:: Material to process

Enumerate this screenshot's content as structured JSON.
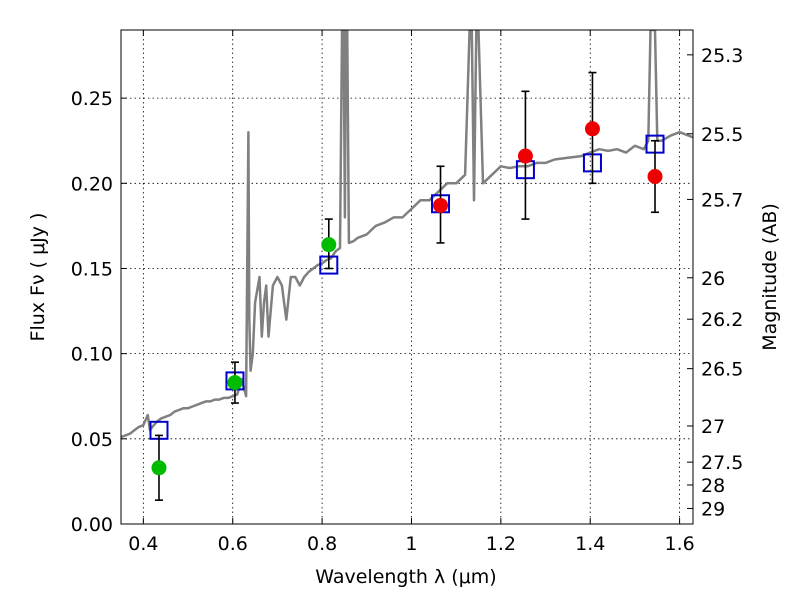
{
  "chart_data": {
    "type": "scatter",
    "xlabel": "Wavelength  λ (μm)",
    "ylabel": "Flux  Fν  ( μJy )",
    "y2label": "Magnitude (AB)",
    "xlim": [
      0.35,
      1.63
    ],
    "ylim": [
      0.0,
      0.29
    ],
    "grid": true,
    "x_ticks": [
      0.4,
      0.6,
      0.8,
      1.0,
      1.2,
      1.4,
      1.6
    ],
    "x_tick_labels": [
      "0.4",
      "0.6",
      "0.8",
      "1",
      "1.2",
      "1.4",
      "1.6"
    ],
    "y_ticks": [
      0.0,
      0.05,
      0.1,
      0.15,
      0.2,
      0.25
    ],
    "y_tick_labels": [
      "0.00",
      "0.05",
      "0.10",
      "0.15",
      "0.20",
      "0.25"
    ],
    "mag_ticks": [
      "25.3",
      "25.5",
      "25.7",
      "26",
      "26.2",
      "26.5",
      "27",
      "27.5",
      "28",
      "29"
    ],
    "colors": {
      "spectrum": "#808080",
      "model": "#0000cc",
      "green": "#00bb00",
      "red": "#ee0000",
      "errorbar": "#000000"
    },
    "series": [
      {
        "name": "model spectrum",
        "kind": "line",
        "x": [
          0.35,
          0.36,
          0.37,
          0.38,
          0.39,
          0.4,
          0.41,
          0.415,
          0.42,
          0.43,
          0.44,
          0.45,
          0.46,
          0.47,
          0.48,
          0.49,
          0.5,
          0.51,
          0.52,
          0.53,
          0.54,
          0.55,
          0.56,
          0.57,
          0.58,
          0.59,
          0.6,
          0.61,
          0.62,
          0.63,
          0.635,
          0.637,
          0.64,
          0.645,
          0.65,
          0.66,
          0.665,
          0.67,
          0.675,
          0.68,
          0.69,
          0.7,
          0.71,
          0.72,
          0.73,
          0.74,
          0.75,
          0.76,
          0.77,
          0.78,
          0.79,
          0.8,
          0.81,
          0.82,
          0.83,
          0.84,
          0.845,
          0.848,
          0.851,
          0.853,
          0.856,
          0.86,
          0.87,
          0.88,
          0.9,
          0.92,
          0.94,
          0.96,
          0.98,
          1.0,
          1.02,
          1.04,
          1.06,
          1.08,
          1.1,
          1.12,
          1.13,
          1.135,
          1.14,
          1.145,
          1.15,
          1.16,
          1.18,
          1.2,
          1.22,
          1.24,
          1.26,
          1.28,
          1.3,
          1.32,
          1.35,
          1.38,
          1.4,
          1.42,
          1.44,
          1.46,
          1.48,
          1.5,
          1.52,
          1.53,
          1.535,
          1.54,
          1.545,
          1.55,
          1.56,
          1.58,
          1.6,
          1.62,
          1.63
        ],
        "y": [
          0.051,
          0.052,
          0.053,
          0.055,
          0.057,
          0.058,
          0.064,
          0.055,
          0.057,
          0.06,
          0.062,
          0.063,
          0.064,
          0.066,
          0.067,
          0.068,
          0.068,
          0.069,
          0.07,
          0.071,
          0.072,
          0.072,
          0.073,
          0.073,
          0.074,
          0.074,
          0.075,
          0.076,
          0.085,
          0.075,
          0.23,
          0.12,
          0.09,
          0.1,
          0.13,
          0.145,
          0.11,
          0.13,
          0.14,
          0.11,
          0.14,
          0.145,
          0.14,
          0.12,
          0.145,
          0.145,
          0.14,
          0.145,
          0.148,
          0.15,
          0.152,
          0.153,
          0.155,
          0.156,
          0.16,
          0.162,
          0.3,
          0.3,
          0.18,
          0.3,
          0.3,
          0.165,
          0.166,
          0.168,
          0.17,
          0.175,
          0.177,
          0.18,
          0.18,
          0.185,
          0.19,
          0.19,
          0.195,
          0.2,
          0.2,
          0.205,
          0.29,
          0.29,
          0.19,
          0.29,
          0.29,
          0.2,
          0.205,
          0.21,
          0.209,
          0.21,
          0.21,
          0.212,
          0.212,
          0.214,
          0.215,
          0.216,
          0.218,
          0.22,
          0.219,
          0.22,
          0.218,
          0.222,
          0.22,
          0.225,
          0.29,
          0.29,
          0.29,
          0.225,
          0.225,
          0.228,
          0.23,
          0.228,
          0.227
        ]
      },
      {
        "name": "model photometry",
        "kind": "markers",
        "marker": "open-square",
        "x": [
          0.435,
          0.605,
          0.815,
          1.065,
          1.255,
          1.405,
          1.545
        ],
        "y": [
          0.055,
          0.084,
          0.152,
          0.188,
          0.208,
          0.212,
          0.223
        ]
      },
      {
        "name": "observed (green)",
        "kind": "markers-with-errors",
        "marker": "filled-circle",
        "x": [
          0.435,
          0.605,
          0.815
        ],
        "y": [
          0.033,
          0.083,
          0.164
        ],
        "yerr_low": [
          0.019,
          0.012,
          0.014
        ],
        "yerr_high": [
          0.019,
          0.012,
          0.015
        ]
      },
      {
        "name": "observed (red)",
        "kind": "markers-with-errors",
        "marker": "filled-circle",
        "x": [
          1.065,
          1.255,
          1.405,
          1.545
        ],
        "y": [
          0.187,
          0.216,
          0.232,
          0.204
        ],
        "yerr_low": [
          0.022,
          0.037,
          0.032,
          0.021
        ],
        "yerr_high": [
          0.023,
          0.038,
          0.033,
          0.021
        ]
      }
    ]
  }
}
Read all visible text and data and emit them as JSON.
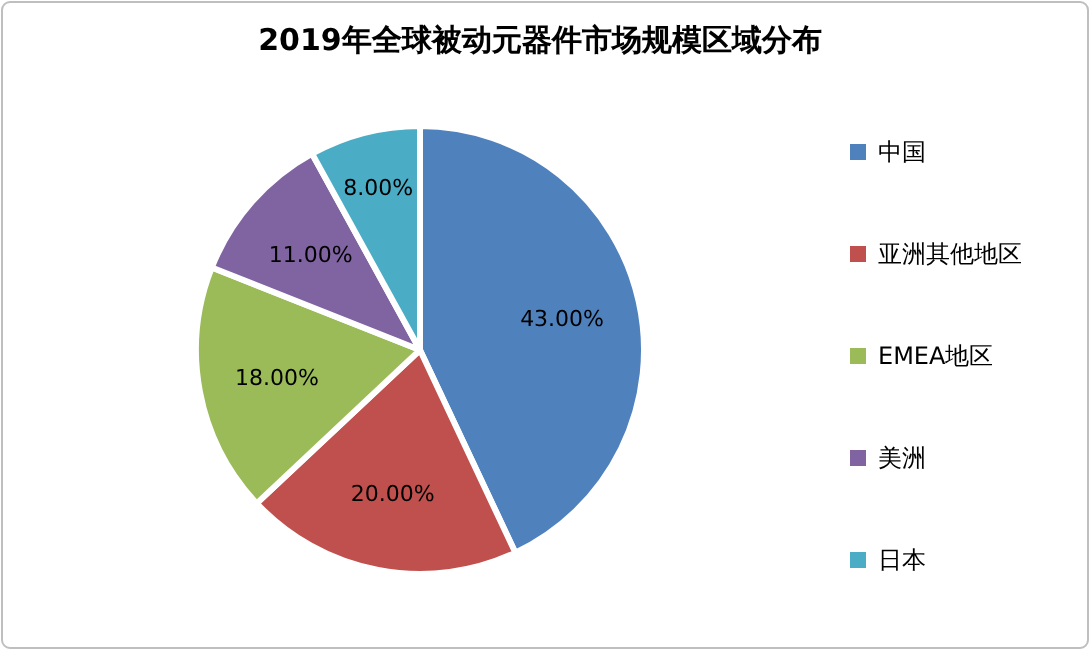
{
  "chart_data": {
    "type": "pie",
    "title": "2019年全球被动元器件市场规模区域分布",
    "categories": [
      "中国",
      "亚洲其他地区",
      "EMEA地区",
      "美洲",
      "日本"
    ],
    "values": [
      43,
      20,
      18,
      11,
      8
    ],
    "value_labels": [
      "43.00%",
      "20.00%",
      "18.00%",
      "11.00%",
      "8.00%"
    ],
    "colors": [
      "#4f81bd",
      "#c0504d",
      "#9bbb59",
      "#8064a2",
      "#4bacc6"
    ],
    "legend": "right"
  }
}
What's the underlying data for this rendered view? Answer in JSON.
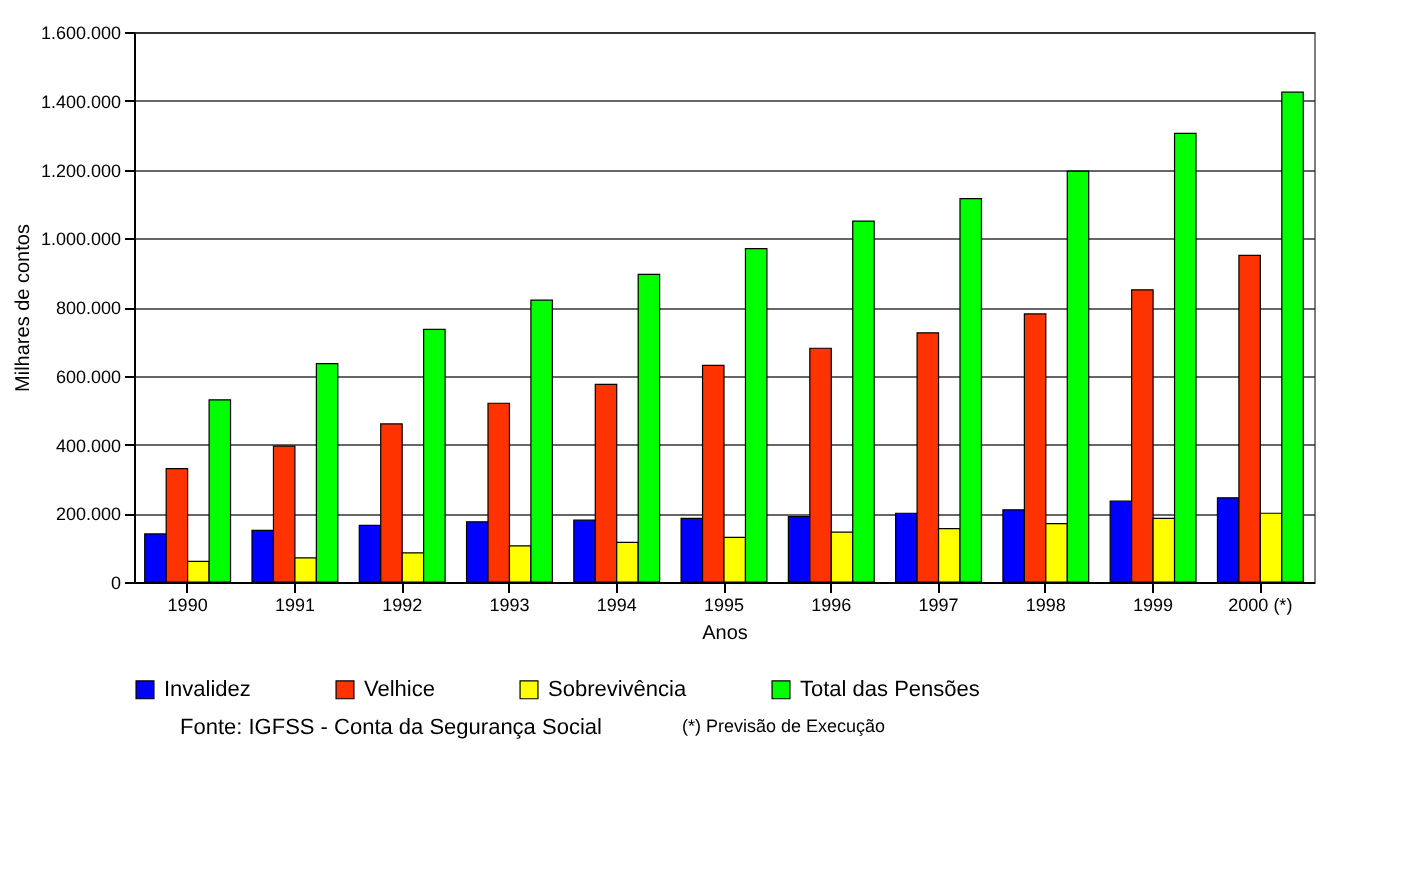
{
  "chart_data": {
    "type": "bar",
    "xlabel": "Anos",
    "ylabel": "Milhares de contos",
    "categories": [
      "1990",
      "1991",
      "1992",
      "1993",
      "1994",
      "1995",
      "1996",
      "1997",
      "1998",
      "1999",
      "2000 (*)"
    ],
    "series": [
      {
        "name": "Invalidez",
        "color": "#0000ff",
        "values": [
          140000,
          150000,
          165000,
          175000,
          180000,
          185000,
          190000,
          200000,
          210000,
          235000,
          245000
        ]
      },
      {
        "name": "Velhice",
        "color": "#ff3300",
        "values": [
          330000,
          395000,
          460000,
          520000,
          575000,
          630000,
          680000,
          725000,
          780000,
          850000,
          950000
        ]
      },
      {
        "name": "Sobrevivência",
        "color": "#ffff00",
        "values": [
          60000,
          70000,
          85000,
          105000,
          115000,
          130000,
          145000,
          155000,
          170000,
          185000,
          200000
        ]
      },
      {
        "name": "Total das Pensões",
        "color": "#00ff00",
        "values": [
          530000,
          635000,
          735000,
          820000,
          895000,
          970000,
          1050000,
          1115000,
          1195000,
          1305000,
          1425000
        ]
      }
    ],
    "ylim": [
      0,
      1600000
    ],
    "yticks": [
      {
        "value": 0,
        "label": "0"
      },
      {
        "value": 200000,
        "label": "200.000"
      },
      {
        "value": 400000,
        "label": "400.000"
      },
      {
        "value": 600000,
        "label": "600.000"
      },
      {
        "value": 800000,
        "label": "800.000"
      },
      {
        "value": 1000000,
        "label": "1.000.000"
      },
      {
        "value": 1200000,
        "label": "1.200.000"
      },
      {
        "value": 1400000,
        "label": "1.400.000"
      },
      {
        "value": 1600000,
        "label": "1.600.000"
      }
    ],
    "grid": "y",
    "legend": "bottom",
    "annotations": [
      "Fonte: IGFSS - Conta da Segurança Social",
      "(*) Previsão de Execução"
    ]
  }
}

::::

Pick out each line above that includes "model" and show it.

Answer below:
      "model": "#0000cc",
        "name": "model spectrum",
        "name": "model photometry",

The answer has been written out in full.